Reproduce the whole listing, character for character.

» Records for this task
▼▼▼

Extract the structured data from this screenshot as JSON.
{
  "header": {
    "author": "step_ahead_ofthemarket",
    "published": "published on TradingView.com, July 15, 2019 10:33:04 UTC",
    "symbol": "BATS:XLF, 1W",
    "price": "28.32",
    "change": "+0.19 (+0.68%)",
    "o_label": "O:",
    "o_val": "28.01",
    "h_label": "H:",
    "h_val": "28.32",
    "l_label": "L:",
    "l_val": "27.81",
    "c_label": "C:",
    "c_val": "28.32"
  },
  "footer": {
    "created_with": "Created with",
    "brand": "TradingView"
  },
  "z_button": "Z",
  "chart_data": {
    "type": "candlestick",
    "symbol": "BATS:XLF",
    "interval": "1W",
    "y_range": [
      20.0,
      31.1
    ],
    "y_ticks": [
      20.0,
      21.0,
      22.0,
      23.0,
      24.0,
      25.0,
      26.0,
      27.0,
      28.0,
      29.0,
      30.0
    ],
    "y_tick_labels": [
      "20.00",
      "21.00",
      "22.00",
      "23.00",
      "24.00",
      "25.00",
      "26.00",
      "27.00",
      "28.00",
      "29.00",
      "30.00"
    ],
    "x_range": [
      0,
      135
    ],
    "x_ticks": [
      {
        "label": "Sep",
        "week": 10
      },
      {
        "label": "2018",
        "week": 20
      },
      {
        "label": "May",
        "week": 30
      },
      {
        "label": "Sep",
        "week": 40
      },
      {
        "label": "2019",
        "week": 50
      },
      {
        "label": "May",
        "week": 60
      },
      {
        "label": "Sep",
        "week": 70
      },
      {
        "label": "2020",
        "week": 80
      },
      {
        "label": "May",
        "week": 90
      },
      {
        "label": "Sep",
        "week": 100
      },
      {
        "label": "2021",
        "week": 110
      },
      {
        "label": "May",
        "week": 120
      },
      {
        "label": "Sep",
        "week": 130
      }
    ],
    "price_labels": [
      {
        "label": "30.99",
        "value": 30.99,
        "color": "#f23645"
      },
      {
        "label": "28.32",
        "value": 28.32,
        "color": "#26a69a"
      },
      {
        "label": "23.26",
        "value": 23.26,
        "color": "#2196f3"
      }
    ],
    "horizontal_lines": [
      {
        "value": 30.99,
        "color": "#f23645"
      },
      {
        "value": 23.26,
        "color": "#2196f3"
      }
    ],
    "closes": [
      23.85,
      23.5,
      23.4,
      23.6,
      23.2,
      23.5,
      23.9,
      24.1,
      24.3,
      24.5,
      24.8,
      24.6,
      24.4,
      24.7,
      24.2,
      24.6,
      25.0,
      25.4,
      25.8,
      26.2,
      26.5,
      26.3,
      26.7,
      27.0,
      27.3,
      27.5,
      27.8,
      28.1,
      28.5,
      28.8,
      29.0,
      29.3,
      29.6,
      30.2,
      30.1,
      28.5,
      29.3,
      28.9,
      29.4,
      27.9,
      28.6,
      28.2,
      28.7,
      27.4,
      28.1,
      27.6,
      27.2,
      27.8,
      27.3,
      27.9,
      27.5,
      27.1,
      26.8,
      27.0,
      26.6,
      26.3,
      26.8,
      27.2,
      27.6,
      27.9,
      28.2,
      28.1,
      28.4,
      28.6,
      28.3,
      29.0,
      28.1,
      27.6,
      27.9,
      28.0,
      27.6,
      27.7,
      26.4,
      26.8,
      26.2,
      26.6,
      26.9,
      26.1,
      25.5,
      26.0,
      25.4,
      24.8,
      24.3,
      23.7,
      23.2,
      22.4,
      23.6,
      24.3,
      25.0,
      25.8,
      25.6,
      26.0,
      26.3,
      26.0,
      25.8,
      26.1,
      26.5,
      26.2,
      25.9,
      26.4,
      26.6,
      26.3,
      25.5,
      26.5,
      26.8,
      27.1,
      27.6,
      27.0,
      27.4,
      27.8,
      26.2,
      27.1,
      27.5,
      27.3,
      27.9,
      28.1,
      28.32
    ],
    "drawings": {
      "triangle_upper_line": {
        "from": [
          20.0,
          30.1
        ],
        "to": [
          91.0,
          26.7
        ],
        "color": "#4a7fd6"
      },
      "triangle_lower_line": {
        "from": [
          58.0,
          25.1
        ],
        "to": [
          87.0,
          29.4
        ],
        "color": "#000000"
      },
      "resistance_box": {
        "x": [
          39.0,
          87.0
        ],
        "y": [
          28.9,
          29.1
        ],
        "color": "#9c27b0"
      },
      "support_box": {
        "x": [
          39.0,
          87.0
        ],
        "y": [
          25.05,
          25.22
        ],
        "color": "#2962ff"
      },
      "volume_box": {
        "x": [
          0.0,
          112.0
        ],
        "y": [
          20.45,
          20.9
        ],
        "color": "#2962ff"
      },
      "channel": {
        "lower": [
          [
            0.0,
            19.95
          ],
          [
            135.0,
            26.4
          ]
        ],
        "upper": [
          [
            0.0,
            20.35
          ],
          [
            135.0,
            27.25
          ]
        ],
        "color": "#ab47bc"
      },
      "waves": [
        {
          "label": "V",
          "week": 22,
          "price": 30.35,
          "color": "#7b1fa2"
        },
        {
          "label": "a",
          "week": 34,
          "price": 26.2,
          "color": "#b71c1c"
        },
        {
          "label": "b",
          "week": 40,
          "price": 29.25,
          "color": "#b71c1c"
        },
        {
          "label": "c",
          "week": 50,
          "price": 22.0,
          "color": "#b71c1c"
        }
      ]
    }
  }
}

▲▲▲

» Result
Extract the structured data from this screenshot as JSON.
{
  "header": {
    "author": "step_ahead_ofthemarket",
    "published": "published on TradingView.com, July 15, 2019 10:33:04 UTC",
    "symbol": "BATS:XLF, 1W",
    "price": "28.32",
    "change": "+0.19 (+0.68%)",
    "o_label": "O:",
    "o_val": "28.01",
    "h_label": "H:",
    "h_val": "28.32",
    "l_label": "L:",
    "l_val": "27.81",
    "c_label": "C:",
    "c_val": "28.32"
  },
  "footer": {
    "created_with": "Created with",
    "brand": "TradingView"
  },
  "z_button": "Z",
  "chart_data": {
    "type": "candlestick",
    "symbol": "BATS:XLF",
    "interval": "1W",
    "y_range": [
      20.0,
      31.1
    ],
    "y_ticks": [
      20.0,
      21.0,
      22.0,
      23.0,
      24.0,
      25.0,
      26.0,
      27.0,
      28.0,
      29.0,
      30.0
    ],
    "y_tick_labels": [
      "20.00",
      "21.00",
      "22.00",
      "23.00",
      "24.00",
      "25.00",
      "26.00",
      "27.00",
      "28.00",
      "29.00",
      "30.00"
    ],
    "x_range": [
      0,
      135
    ],
    "x_ticks": [
      {
        "label": "Sep",
        "week": 10
      },
      {
        "label": "2018",
        "week": 20
      },
      {
        "label": "May",
        "week": 30
      },
      {
        "label": "Sep",
        "week": 40
      },
      {
        "label": "2019",
        "week": 50
      },
      {
        "label": "May",
        "week": 60
      },
      {
        "label": "Sep",
        "week": 70
      },
      {
        "label": "2020",
        "week": 80
      },
      {
        "label": "May",
        "week": 90
      },
      {
        "label": "Sep",
        "week": 100
      },
      {
        "label": "2021",
        "week": 110
      },
      {
        "label": "May",
        "week": 120
      },
      {
        "label": "Sep",
        "week": 130
      }
    ],
    "price_labels": [
      {
        "label": "30.99",
        "value": 30.99,
        "color": "#f23645"
      },
      {
        "label": "28.32",
        "value": 28.32,
        "color": "#26a69a"
      },
      {
        "label": "23.26",
        "value": 23.26,
        "color": "#2196f3"
      }
    ],
    "horizontal_lines": [
      {
        "value": 30.99,
        "color": "#f23645"
      },
      {
        "value": 23.26,
        "color": "#2196f3"
      }
    ],
    "closes": [
      23.85,
      23.5,
      23.4,
      23.6,
      23.2,
      23.5,
      23.9,
      24.1,
      24.3,
      24.5,
      24.8,
      24.6,
      24.4,
      24.7,
      24.2,
      24.6,
      25.0,
      25.4,
      25.8,
      26.2,
      26.5,
      26.3,
      26.7,
      27.0,
      27.3,
      27.5,
      27.8,
      28.1,
      28.5,
      28.8,
      29.0,
      29.3,
      29.6,
      30.2,
      30.1,
      28.5,
      29.3,
      28.9,
      29.4,
      27.9,
      28.6,
      28.2,
      28.7,
      27.4,
      28.1,
      27.6,
      27.2,
      27.8,
      27.3,
      27.9,
      27.5,
      27.1,
      26.8,
      27.0,
      26.6,
      26.3,
      26.8,
      27.2,
      27.6,
      27.9,
      28.2,
      28.1,
      28.4,
      28.6,
      28.3,
      29.0,
      28.1,
      27.6,
      27.9,
      28.0,
      27.6,
      27.7,
      26.4,
      26.8,
      26.2,
      26.6,
      26.9,
      26.1,
      25.5,
      26.0,
      25.4,
      24.8,
      24.3,
      23.7,
      23.2,
      22.4,
      23.6,
      24.3,
      25.0,
      25.8,
      25.6,
      26.0,
      26.3,
      26.0,
      25.8,
      26.1,
      26.5,
      26.2,
      25.9,
      26.4,
      26.6,
      26.3,
      25.5,
      26.5,
      26.8,
      27.1,
      27.6,
      27.0,
      27.4,
      27.8,
      26.2,
      27.1,
      27.5,
      27.3,
      27.9,
      28.1,
      28.32
    ],
    "drawings": {
      "triangle_upper_line": {
        "from": [
          20.0,
          30.1
        ],
        "to": [
          91.0,
          26.7
        ],
        "color": "#4a7fd6"
      },
      "triangle_lower_line": {
        "from": [
          58.0,
          25.1
        ],
        "to": [
          87.0,
          29.4
        ],
        "color": "#000000"
      },
      "resistance_box": {
        "x": [
          39.0,
          87.0
        ],
        "y": [
          28.9,
          29.1
        ],
        "color": "#9c27b0"
      },
      "support_box": {
        "x": [
          39.0,
          87.0
        ],
        "y": [
          25.05,
          25.22
        ],
        "color": "#2962ff"
      },
      "volume_box": {
        "x": [
          0.0,
          112.0
        ],
        "y": [
          20.45,
          20.9
        ],
        "color": "#2962ff"
      },
      "channel": {
        "lower": [
          [
            0.0,
            19.95
          ],
          [
            135.0,
            26.4
          ]
        ],
        "upper": [
          [
            0.0,
            20.35
          ],
          [
            135.0,
            27.25
          ]
        ],
        "color": "#ab47bc"
      },
      "waves": [
        {
          "label": "V",
          "week": 22,
          "price": 30.35,
          "color": "#7b1fa2"
        },
        {
          "label": "a",
          "week": 34,
          "price": 26.2,
          "color": "#b71c1c"
        },
        {
          "label": "b",
          "week": 40,
          "price": 29.25,
          "color": "#b71c1c"
        },
        {
          "label": "c",
          "week": 50,
          "price": 22.0,
          "color": "#b71c1c"
        }
      ]
    }
  }
}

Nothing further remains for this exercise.